Only lines with the string "proprietary" matter here; gather them from the material below.

— START OF Given records —

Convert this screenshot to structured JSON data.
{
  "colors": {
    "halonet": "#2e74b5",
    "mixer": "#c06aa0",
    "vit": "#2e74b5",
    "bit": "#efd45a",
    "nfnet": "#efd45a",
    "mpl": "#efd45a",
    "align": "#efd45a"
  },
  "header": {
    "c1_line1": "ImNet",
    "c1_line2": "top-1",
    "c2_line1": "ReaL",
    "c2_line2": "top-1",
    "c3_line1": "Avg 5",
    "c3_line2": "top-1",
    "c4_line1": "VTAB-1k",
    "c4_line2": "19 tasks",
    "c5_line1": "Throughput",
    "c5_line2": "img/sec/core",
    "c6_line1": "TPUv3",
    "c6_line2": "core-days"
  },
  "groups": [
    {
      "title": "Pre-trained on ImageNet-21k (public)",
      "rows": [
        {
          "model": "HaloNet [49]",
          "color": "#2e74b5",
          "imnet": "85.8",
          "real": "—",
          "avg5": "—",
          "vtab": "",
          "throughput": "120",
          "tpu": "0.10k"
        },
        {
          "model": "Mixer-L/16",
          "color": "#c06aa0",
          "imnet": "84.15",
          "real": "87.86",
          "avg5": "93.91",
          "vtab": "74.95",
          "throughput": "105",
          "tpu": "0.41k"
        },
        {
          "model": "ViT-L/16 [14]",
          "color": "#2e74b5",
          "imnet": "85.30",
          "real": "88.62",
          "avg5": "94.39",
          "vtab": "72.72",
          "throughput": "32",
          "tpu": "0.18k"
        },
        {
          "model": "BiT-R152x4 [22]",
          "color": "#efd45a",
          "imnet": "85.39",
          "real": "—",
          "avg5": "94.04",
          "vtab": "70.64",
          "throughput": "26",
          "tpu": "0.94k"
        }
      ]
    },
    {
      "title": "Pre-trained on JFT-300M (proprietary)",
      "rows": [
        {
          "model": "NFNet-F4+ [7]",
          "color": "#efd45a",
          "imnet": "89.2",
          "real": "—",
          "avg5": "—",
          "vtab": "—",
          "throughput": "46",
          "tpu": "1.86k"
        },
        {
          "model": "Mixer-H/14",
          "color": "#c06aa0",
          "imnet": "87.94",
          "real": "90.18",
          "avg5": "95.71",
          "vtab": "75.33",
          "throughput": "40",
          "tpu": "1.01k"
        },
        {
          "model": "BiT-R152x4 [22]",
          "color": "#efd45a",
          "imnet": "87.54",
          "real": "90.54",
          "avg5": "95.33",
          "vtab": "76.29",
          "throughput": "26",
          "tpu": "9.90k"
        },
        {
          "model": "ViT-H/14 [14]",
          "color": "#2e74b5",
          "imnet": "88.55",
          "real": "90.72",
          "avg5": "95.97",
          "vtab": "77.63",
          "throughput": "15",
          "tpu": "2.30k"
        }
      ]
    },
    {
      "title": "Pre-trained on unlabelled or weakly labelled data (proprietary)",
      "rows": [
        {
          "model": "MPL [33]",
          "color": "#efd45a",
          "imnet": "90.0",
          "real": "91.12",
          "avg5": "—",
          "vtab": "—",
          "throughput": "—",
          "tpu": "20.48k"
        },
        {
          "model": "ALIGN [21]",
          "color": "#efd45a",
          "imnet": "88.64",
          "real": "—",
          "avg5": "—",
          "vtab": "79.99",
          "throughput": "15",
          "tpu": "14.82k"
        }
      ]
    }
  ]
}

— END OF Given records —

### Written answer:
      "title": "Pre-trained on JFT-300M (proprietary)",
      "title": "Pre-trained on unlabelled or weakly labelled data (proprietary)",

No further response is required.